**Extracted text:**

Weaver et al. 2017, Coherent Optomechanical State Transfer between Disparate Mechanical Resonators
Abstract said:
Hybrid quantum systems have been developed with various mechanical, optical and microwave harmonic oscillators. The coupling produces a rich library of interactions including two mode squeezing, swapping interactions, back-action evasion and thermal control. In a multimode mechanical system, coupling resonators of different scales (both in frequency and mass) leverages the advantages of each resonance. For example: a high frequency, easily manipulated resonator could be entangled with a low frequency massive object for tests of gravitational decoherence. Here we demonstrate coherent optomechanical state swapping between two spatially and frequency separated resonators with a mass ratio of 4. We find that, by using two laser beams far detuned from an optical cavity resonance, efficient state transfer is possible through a process very similar to STIRAP (Stimulated Raman Adiabatic Passage) in atomic physics. Although the demonstration is classical, the same technique can be used to generate entanglement between oscillators in the quantum regime.

**Supplied material:**
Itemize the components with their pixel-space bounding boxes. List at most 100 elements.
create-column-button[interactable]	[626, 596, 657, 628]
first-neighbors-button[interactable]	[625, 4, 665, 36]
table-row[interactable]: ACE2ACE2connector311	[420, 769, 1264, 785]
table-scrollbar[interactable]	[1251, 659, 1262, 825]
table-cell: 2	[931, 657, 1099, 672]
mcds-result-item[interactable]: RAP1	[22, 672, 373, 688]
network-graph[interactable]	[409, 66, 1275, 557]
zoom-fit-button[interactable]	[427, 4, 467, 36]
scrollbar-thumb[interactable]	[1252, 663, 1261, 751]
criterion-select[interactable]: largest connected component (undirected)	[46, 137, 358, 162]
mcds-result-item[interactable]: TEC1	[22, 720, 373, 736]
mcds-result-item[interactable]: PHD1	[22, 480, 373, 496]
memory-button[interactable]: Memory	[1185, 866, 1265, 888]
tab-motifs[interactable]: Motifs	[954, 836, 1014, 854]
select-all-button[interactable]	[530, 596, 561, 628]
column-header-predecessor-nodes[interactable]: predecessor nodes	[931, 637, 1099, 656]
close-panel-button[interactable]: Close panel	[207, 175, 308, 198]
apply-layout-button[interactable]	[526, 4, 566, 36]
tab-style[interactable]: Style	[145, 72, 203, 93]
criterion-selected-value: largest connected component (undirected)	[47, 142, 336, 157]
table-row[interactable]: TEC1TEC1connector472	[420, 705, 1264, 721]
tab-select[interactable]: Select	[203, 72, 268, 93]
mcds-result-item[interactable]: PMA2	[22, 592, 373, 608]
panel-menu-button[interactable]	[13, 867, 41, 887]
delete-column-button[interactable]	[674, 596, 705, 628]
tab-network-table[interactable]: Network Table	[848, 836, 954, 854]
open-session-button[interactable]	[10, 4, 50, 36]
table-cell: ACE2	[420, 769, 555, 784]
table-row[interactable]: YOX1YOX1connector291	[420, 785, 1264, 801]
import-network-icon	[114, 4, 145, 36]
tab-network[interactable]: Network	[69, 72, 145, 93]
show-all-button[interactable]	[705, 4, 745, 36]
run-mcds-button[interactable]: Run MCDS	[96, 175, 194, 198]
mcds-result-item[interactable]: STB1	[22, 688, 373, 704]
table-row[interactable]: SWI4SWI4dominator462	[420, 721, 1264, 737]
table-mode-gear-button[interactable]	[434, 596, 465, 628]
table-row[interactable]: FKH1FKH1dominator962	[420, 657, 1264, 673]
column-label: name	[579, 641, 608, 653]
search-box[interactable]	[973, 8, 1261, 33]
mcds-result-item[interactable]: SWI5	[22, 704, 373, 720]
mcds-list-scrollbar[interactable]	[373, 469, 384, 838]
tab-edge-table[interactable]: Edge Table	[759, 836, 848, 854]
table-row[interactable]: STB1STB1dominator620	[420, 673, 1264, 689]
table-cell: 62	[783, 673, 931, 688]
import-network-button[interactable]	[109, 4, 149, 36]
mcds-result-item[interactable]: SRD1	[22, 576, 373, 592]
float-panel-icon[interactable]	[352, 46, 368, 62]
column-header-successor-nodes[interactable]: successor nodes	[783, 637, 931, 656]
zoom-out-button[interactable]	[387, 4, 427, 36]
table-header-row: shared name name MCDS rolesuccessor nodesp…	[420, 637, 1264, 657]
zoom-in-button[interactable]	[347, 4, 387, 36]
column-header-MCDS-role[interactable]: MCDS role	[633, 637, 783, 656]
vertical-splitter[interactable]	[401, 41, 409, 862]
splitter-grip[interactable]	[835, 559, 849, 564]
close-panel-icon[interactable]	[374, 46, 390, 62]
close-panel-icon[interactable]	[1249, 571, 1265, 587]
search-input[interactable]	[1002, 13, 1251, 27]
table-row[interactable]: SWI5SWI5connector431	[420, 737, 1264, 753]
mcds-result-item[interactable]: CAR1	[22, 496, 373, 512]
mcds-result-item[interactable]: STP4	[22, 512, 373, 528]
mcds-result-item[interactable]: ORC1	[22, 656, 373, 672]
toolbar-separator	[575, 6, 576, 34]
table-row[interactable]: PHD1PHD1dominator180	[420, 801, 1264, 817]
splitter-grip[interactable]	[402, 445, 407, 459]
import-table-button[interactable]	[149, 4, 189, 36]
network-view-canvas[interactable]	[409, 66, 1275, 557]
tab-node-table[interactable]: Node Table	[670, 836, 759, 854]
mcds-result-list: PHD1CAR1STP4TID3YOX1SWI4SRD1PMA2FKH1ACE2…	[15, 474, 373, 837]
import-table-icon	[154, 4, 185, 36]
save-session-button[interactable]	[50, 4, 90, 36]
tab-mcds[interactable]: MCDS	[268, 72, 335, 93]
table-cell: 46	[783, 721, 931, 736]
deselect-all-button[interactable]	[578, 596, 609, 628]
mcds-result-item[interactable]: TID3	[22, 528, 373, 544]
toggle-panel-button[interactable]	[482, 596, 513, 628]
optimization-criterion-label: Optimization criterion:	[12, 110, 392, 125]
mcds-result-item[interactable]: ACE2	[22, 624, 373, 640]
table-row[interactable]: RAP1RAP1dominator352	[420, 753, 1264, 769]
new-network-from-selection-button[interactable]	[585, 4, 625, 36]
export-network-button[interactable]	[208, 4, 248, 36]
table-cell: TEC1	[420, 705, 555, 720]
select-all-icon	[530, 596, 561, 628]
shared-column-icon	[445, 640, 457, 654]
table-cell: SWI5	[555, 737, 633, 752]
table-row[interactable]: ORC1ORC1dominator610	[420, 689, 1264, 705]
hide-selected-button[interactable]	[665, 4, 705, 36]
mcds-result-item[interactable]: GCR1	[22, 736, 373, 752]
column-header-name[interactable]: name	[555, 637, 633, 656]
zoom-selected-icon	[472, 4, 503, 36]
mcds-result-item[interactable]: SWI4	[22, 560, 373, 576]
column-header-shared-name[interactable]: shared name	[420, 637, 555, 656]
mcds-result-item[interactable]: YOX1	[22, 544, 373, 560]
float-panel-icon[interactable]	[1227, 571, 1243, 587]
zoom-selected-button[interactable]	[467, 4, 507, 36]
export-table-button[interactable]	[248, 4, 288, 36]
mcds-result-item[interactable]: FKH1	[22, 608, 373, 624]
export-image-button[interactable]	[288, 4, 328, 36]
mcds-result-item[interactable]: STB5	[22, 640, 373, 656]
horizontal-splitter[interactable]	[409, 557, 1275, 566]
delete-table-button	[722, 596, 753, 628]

**Your assignment:** Please rewrite the paragraph of the state-transfer abstract that begins "Hybrid quantum systems have been developed" as a short bulleted list that keeps its main facts.

**Expected answer:**
- Hybrid quantum systems have been built from mechanical, optical and microwave harmonic oscillators.
- Their coupling yields many interactions: two-mode squeezing, swapping, back-action evasion and thermal control.
- Coupling mechanical resonators that differ in frequency and mass combines the advantages of each; for example, a high-frequency, easily manipulated resonator could be entangled with a low-frequency massive object to test gravitational decoherence.
- The work demonstrates coherent optomechanical state swapping between two resonators separated in space and frequency, with a mass ratio of 4.
- Two laser beams far detuned from an optical cavity resonance allow efficient state transfer through a process much like STIRAP (Stimulated Raman Adiabatic Passage) in atomic physics.
- The demonstration is classical, but the same technique could generate entanglement between oscillators in the quantum regime.